[Stored data]
::::::::
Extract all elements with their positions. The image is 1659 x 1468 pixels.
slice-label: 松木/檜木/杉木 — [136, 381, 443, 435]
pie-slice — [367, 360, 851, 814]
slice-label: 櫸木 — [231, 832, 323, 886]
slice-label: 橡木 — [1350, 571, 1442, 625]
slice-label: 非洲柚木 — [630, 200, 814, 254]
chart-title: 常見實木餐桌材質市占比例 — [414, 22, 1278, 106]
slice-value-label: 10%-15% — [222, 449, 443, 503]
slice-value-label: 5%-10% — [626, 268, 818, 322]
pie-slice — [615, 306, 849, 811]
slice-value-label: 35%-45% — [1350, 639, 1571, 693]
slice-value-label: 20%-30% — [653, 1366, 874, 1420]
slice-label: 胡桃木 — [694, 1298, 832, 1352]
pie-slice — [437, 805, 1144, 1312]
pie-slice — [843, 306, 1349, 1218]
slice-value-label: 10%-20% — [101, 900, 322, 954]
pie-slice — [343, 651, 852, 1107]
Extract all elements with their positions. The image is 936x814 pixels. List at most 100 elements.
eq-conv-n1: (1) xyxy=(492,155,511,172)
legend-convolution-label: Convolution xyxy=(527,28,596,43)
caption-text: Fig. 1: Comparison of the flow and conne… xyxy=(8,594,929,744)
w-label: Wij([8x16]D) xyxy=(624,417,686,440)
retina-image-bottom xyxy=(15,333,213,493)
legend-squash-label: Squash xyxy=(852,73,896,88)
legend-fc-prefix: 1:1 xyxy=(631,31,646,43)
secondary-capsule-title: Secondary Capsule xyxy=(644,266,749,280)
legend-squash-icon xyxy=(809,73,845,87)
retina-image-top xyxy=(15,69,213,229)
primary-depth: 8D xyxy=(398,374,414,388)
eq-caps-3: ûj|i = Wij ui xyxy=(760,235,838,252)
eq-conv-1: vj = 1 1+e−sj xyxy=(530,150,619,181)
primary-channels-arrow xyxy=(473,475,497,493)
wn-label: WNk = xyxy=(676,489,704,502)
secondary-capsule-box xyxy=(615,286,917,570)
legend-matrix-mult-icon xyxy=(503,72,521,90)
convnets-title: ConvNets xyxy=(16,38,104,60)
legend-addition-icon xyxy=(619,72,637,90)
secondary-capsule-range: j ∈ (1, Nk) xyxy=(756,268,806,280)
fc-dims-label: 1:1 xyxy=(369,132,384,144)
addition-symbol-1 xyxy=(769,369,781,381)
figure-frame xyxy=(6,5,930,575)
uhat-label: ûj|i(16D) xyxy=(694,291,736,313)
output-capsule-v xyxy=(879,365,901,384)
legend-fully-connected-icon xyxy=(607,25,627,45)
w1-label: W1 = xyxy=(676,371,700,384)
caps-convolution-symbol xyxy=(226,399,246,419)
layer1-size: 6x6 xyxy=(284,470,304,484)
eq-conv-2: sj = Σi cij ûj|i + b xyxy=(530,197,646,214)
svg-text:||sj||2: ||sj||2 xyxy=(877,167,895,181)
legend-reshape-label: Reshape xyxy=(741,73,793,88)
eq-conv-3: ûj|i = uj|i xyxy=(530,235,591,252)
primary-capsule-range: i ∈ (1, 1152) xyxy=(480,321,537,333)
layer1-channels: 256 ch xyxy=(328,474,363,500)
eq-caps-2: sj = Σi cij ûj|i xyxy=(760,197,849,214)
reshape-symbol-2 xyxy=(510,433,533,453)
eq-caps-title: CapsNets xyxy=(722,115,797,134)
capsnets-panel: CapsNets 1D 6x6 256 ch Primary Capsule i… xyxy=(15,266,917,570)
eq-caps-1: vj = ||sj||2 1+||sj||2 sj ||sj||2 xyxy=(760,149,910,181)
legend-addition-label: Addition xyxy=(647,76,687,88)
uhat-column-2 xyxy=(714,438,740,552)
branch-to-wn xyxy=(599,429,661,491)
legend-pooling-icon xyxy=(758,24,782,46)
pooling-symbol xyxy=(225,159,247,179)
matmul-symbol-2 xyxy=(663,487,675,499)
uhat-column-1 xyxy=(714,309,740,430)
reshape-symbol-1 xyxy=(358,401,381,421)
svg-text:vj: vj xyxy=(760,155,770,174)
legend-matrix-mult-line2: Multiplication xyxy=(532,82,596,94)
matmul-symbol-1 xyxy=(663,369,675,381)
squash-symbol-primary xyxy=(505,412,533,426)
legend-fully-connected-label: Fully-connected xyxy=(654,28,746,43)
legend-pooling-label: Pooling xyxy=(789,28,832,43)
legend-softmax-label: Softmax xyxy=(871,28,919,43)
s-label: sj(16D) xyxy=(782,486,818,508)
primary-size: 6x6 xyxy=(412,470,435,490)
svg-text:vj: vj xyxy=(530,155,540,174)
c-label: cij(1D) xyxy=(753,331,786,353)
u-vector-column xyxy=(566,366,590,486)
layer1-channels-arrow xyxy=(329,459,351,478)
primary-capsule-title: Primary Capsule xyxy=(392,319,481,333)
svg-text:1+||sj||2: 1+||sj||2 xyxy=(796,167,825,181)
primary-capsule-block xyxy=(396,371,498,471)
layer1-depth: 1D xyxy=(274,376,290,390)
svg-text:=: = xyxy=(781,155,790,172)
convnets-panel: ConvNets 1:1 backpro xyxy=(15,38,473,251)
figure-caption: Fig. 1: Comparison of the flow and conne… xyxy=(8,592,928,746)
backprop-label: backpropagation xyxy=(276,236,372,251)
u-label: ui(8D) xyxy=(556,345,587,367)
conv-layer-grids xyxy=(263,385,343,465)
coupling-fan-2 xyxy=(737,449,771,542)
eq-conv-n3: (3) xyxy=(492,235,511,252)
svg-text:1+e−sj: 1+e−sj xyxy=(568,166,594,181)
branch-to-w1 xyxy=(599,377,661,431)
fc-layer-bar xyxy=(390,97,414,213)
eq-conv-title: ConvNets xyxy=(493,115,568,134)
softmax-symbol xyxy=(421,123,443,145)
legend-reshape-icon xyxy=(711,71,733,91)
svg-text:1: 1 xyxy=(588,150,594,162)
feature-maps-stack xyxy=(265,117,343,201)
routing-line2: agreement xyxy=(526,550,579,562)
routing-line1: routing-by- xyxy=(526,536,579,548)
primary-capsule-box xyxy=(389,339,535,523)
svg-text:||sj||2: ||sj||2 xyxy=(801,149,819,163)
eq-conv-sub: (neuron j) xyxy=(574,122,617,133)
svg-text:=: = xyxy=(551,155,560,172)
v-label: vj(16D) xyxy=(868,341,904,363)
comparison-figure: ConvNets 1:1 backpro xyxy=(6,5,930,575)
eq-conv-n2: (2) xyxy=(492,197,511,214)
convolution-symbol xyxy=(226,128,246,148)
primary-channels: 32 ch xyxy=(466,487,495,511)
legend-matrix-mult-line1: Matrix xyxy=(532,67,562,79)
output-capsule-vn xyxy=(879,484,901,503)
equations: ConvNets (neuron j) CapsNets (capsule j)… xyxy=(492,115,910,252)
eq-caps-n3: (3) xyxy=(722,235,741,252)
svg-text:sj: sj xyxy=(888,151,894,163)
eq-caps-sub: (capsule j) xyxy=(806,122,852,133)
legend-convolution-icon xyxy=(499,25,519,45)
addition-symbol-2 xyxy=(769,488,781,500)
::::::::
## [WHAT TO DO]
Reproduce all of the material above word for word, from its first line through its last.

## [FINAL RESULT]
Extract all elements with their positions. The image is 1659 x 1468 pixels.
slice-label: 松木/檜木/杉木 — [136, 381, 443, 435]
pie-slice — [367, 360, 851, 814]
slice-label: 櫸木 — [231, 832, 323, 886]
slice-label: 橡木 — [1350, 571, 1442, 625]
slice-label: 非洲柚木 — [630, 200, 814, 254]
chart-title: 常見實木餐桌材質市占比例 — [414, 22, 1278, 106]
slice-value-label: 10%-15% — [222, 449, 443, 503]
slice-value-label: 5%-10% — [626, 268, 818, 322]
pie-slice — [615, 306, 849, 811]
slice-value-label: 35%-45% — [1350, 639, 1571, 693]
slice-value-label: 20%-30% — [653, 1366, 874, 1420]
slice-label: 胡桃木 — [694, 1298, 832, 1352]
pie-slice — [437, 805, 1144, 1312]
pie-slice — [843, 306, 1349, 1218]
slice-value-label: 10%-20% — [101, 900, 322, 954]
pie-slice — [343, 651, 852, 1107]
Extract all elements with their positions. The image is 936x814 pixels. List at most 100 elements.
eq-conv-n1: (1) xyxy=(492,155,511,172)
legend-convolution-label: Convolution xyxy=(527,28,596,43)
caption-text: Fig. 1: Comparison of the flow and conne… xyxy=(8,594,929,744)
w-label: Wij([8x16]D) xyxy=(624,417,686,440)
retina-image-bottom xyxy=(15,333,213,493)
legend-squash-label: Squash xyxy=(852,73,896,88)
legend-fc-prefix: 1:1 xyxy=(631,31,646,43)
secondary-capsule-title: Secondary Capsule xyxy=(644,266,749,280)
legend-squash-icon xyxy=(809,73,845,87)
retina-image-top xyxy=(15,69,213,229)
primary-depth: 8D xyxy=(398,374,414,388)
eq-caps-3: ûj|i = Wij ui xyxy=(760,235,838,252)
eq-conv-1: vj = 1 1+e−sj xyxy=(530,150,619,181)
primary-channels-arrow xyxy=(473,475,497,493)
wn-label: WNk = xyxy=(676,489,704,502)
secondary-capsule-box xyxy=(615,286,917,570)
legend-matrix-mult-icon xyxy=(503,72,521,90)
convnets-title: ConvNets xyxy=(16,38,104,60)
legend-addition-icon xyxy=(619,72,637,90)
secondary-capsule-range: j ∈ (1, Nk) xyxy=(756,268,806,280)
fc-dims-label: 1:1 xyxy=(369,132,384,144)
addition-symbol-1 xyxy=(769,369,781,381)
figure-frame xyxy=(6,5,930,575)
uhat-label: ûj|i(16D) xyxy=(694,291,736,313)
output-capsule-v xyxy=(879,365,901,384)
legend-fully-connected-icon xyxy=(607,25,627,45)
w1-label: W1 = xyxy=(676,371,700,384)
caps-convolution-symbol xyxy=(226,399,246,419)
layer1-size: 6x6 xyxy=(284,470,304,484)
eq-conv-2: sj = Σi cij ûj|i + b xyxy=(530,197,646,214)
svg-text:||sj||2: ||sj||2 xyxy=(877,167,895,181)
legend-reshape-label: Reshape xyxy=(741,73,793,88)
eq-conv-3: ûj|i = uj|i xyxy=(530,235,591,252)
primary-capsule-range: i ∈ (1, 1152) xyxy=(480,321,537,333)
layer1-channels: 256 ch xyxy=(328,474,363,500)
eq-caps-2: sj = Σi cij ûj|i xyxy=(760,197,849,214)
reshape-symbol-2 xyxy=(510,433,533,453)
eq-caps-title: CapsNets xyxy=(722,115,797,134)
capsnets-panel: CapsNets 1D 6x6 256 ch Primary Capsule i… xyxy=(15,266,917,570)
eq-caps-1: vj = ||sj||2 1+||sj||2 sj ||sj||2 xyxy=(760,149,910,181)
legend-addition-label: Addition xyxy=(647,76,687,88)
uhat-column-2 xyxy=(714,438,740,552)
branch-to-wn xyxy=(599,429,661,491)
legend-pooling-icon xyxy=(758,24,782,46)
pooling-symbol xyxy=(225,159,247,179)
matmul-symbol-2 xyxy=(663,487,675,499)
uhat-column-1 xyxy=(714,309,740,430)
reshape-symbol-1 xyxy=(358,401,381,421)
svg-text:vj: vj xyxy=(760,155,770,174)
legend-matrix-mult-line2: Multiplication xyxy=(532,82,596,94)
matmul-symbol-1 xyxy=(663,369,675,381)
squash-symbol-primary xyxy=(505,412,533,426)
legend-fully-connected-label: Fully-connected xyxy=(654,28,746,43)
legend-pooling-label: Pooling xyxy=(789,28,832,43)
legend-softmax-label: Softmax xyxy=(871,28,919,43)
s-label: sj(16D) xyxy=(782,486,818,508)
primary-size: 6x6 xyxy=(412,470,435,490)
svg-text:vj: vj xyxy=(530,155,540,174)
c-label: cij(1D) xyxy=(753,331,786,353)
u-vector-column xyxy=(566,366,590,486)
layer1-channels-arrow xyxy=(329,459,351,478)
primary-capsule-title: Primary Capsule xyxy=(392,319,481,333)
svg-text:1+||sj||2: 1+||sj||2 xyxy=(796,167,825,181)
primary-capsule-block xyxy=(396,371,498,471)
layer1-depth: 1D xyxy=(274,376,290,390)
svg-text:=: = xyxy=(781,155,790,172)
convnets-panel: ConvNets 1:1 backpro xyxy=(15,38,473,251)
figure-caption: Fig. 1: Comparison of the flow and conne… xyxy=(8,592,928,746)
backprop-label: backpropagation xyxy=(276,236,372,251)
u-label: ui(8D) xyxy=(556,345,587,367)
conv-layer-grids xyxy=(263,385,343,465)
coupling-fan-2 xyxy=(737,449,771,542)
eq-conv-n3: (3) xyxy=(492,235,511,252)
svg-text:1+e−sj: 1+e−sj xyxy=(568,166,594,181)
branch-to-w1 xyxy=(599,377,661,431)
fc-layer-bar xyxy=(390,97,414,213)
eq-conv-title: ConvNets xyxy=(493,115,568,134)
softmax-symbol xyxy=(421,123,443,145)
legend-reshape-icon xyxy=(711,71,733,91)
svg-text:1: 1 xyxy=(588,150,594,162)
feature-maps-stack xyxy=(265,117,343,201)
routing-line2: agreement xyxy=(526,550,579,562)
routing-line1: routing-by- xyxy=(526,536,579,548)
primary-capsule-box xyxy=(389,339,535,523)
svg-text:||sj||2: ||sj||2 xyxy=(801,149,819,163)
eq-conv-sub: (neuron j) xyxy=(574,122,617,133)
svg-text:=: = xyxy=(551,155,560,172)
v-label: vj(16D) xyxy=(868,341,904,363)
comparison-figure: ConvNets 1:1 backpro xyxy=(6,5,930,575)
eq-conv-n2: (2) xyxy=(492,197,511,214)
convolution-symbol xyxy=(226,128,246,148)
primary-channels: 32 ch xyxy=(466,487,495,511)
legend-matrix-mult-line1: Matrix xyxy=(532,67,562,79)
output-capsule-vn xyxy=(879,484,901,503)
equations: ConvNets (neuron j) CapsNets (capsule j)… xyxy=(492,115,910,252)
eq-caps-n3: (3) xyxy=(722,235,741,252)
svg-text:sj: sj xyxy=(888,151,894,163)
eq-caps-sub: (capsule j) xyxy=(806,122,852,133)
legend-convolution-icon xyxy=(499,25,519,45)
addition-symbol-2 xyxy=(769,488,781,500)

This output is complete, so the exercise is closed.